GIVEN RECORDS:
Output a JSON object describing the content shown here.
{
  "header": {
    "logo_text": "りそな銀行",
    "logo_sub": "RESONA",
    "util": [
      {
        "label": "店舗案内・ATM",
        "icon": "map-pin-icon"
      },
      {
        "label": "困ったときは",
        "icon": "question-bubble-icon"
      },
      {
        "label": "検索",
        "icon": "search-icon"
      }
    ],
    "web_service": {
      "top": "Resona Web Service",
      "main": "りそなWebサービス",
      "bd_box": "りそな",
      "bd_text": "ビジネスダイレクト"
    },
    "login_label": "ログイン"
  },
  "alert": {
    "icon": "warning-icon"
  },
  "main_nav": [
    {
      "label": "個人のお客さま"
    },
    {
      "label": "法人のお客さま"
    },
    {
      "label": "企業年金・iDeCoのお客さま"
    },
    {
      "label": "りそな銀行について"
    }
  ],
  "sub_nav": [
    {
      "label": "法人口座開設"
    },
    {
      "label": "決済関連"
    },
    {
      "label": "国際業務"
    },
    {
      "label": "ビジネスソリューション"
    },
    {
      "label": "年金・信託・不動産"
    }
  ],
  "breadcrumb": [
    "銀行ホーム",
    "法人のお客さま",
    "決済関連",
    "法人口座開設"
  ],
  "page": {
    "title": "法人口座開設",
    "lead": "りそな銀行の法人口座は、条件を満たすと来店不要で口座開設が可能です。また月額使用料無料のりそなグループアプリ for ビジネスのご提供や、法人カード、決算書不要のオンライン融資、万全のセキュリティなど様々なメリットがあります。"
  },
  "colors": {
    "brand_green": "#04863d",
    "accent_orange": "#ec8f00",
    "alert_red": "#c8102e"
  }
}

...

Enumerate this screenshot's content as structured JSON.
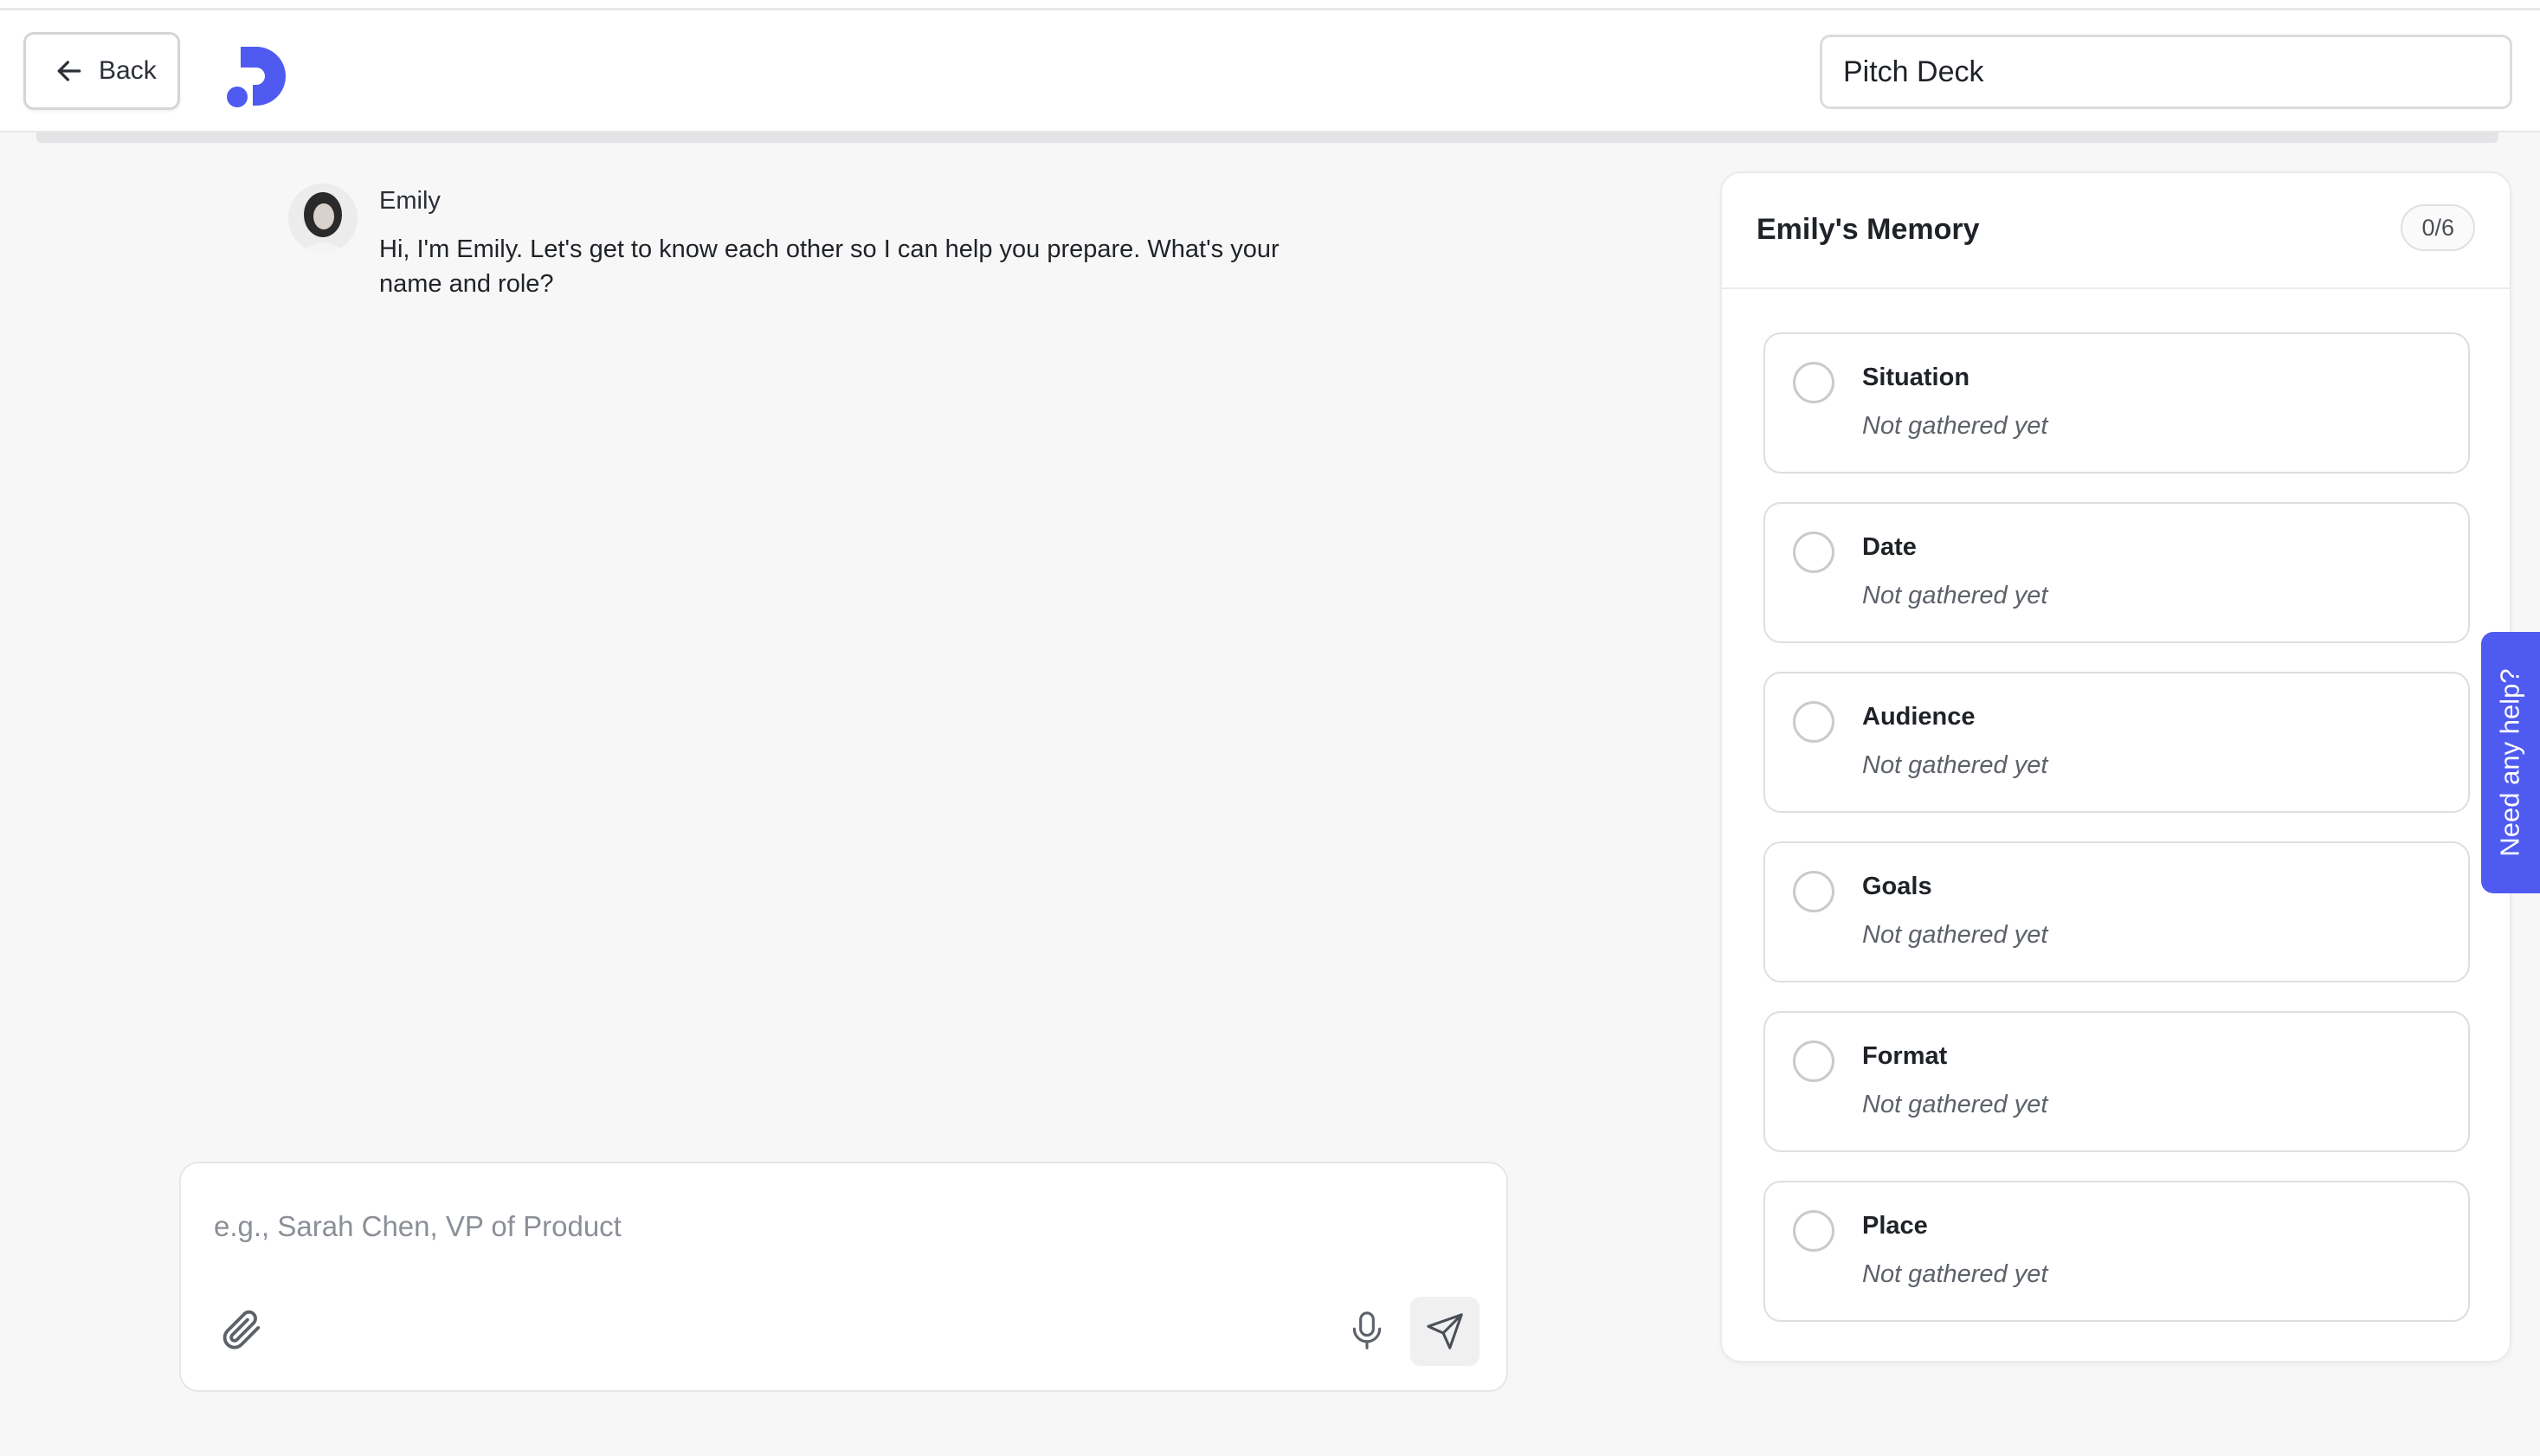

==

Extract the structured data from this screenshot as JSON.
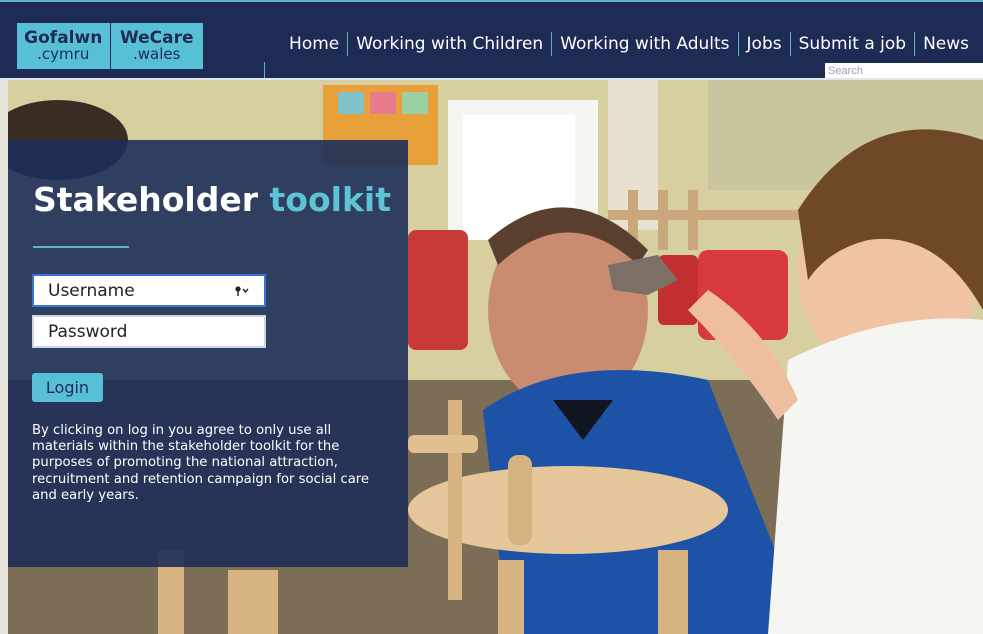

TASK PROMPT:
Go through the listing above and pull out each line containing the word "this".

TASK SOLUTION:
Enumerate this screenshot's content as structured JSON.
Extract the structured data from this screenshot as JSON.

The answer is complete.